» **Data**:
┄┄┄┄┄┄┄┄┄┄

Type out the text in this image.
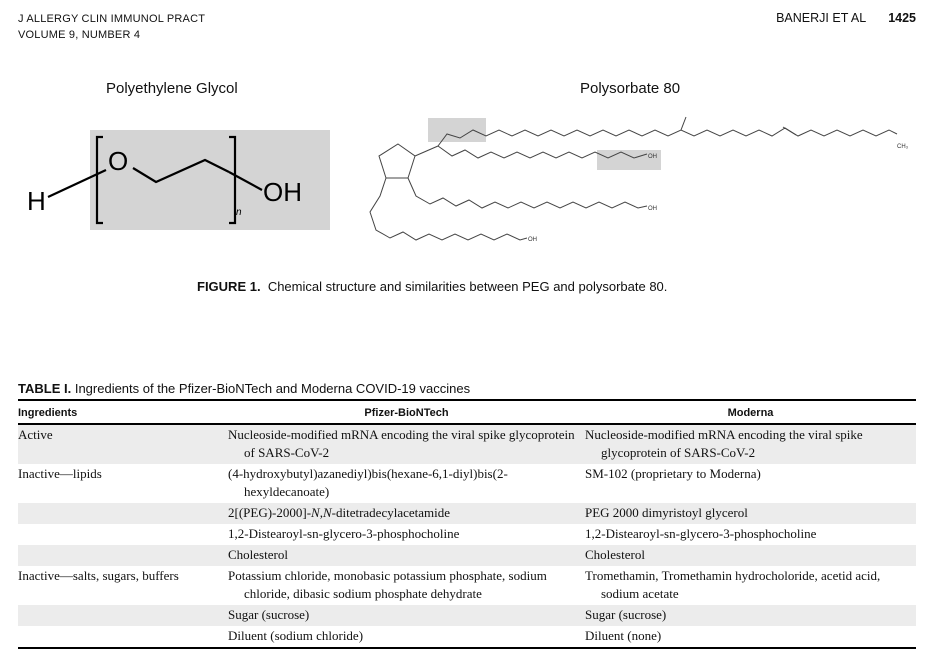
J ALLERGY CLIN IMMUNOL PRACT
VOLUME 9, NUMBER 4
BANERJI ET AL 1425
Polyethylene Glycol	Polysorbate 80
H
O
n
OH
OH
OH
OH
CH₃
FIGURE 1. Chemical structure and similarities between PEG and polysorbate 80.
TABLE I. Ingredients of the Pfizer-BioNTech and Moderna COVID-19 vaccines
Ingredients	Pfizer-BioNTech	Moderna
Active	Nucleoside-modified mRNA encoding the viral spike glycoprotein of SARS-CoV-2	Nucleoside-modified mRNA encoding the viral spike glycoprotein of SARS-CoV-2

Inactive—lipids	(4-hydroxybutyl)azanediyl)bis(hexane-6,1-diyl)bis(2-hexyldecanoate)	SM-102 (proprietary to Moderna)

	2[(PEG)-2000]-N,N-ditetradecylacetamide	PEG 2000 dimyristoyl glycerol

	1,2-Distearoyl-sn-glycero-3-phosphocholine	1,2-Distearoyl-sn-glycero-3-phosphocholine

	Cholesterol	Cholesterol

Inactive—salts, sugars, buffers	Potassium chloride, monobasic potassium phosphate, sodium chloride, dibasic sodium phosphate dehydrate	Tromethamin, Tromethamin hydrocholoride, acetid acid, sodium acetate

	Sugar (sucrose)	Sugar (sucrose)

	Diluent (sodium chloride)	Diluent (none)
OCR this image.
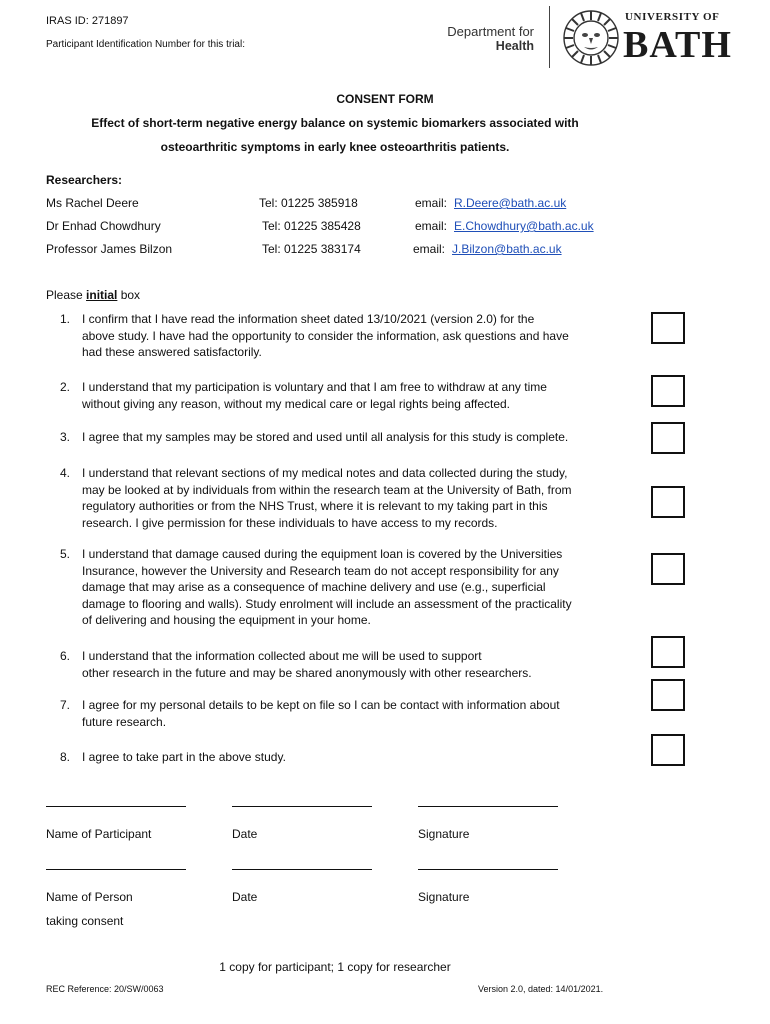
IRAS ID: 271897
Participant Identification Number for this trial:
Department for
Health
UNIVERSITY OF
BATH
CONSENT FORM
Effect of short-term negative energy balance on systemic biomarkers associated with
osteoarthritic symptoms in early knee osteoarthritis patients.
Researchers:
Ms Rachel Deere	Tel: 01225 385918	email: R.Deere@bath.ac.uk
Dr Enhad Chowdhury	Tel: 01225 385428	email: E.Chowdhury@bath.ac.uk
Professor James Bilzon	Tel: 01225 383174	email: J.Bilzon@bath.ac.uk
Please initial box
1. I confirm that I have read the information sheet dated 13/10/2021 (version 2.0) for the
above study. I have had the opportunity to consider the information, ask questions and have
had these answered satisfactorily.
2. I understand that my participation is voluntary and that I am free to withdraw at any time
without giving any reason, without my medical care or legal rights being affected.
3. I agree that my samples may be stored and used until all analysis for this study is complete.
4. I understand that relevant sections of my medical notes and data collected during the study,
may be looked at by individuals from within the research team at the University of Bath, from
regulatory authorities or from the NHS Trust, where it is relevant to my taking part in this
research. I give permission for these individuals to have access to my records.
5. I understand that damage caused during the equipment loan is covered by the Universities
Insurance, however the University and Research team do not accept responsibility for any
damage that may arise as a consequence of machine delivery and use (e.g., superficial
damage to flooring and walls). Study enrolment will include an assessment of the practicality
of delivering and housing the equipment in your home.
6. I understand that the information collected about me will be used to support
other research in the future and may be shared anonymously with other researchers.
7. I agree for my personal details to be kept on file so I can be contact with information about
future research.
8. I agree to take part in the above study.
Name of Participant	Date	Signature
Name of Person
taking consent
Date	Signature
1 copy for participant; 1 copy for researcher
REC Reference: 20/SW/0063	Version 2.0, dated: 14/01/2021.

┄┄┄┄┄┄┄┄┄┄

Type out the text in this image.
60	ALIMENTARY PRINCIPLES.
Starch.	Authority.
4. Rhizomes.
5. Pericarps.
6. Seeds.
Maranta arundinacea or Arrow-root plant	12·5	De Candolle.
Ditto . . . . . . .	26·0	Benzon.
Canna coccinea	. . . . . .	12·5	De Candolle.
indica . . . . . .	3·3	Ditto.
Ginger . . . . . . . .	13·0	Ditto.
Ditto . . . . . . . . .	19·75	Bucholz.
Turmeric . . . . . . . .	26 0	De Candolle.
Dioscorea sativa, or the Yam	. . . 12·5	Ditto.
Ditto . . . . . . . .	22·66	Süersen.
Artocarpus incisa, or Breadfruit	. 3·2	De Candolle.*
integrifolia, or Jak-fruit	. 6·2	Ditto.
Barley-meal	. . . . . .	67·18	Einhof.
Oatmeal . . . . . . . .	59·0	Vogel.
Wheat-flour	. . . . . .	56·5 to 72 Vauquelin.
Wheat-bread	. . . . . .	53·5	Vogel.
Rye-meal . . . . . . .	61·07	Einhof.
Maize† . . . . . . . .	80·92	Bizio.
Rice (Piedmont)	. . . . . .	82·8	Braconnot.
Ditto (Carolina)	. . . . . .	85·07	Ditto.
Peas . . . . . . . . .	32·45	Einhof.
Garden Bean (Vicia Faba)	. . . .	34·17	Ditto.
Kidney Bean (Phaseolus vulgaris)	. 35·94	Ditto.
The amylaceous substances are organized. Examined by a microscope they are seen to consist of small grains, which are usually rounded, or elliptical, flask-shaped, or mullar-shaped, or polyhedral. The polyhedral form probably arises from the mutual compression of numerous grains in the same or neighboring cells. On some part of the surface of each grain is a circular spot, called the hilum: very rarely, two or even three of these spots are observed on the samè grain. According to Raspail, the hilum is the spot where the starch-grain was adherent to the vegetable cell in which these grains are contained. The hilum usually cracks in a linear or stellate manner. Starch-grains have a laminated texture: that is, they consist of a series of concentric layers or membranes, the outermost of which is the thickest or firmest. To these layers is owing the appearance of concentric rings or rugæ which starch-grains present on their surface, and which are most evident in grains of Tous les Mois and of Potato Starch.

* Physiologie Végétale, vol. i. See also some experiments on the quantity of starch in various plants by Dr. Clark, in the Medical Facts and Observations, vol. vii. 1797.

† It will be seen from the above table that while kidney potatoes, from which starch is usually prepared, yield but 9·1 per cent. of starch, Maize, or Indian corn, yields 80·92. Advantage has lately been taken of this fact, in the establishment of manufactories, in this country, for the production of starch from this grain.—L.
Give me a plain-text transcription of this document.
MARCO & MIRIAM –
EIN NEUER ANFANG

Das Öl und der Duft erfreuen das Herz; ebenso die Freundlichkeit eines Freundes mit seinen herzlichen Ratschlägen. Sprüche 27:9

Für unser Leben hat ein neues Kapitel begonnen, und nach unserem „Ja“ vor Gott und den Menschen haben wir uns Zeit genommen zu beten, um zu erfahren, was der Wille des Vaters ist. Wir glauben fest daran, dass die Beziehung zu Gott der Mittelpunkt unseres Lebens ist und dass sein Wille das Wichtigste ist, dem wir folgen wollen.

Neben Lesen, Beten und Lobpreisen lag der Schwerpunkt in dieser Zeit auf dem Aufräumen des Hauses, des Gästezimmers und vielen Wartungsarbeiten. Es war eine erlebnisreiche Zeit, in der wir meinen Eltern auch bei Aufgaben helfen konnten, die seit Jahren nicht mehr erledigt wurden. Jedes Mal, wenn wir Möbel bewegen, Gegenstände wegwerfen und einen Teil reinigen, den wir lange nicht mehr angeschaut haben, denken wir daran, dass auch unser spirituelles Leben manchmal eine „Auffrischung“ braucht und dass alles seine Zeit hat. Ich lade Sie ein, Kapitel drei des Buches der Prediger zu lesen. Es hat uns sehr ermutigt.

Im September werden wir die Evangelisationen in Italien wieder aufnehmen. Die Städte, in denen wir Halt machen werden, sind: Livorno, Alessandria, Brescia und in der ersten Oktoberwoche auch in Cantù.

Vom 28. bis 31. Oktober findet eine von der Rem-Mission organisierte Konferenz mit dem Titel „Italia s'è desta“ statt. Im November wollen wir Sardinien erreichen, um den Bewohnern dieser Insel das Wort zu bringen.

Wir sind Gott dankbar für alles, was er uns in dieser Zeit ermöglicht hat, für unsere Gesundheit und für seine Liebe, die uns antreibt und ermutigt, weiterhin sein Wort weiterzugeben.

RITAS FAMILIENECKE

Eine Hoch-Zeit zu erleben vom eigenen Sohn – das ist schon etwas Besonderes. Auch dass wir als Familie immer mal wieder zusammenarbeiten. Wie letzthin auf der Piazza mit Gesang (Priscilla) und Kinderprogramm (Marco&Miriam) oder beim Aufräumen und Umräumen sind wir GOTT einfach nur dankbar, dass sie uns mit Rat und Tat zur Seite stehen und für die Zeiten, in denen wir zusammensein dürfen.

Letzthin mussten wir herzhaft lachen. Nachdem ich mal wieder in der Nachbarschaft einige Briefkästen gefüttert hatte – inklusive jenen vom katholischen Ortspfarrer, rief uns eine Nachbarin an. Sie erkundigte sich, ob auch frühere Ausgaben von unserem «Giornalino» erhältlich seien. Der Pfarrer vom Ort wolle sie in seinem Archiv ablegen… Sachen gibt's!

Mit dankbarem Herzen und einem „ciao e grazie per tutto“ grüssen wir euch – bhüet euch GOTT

┄┄┄┄┄┄┄┄┄┄

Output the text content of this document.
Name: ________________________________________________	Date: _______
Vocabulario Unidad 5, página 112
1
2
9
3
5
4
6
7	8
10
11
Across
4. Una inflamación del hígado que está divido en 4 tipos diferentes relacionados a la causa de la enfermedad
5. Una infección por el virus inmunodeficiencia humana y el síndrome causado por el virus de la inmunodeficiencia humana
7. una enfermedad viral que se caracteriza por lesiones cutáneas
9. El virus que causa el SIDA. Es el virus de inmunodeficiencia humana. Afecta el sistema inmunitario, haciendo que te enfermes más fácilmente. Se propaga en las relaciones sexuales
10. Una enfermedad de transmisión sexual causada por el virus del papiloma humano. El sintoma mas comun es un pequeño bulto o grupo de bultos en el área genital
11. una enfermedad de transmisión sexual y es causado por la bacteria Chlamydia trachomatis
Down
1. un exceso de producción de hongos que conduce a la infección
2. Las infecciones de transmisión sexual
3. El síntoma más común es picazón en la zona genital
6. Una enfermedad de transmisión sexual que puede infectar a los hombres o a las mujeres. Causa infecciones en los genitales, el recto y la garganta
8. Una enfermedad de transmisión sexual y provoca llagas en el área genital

┄┄┄┄┄┄┄┄┄┄

Your answer should be a single number: how many lines of the material contain "usually".

2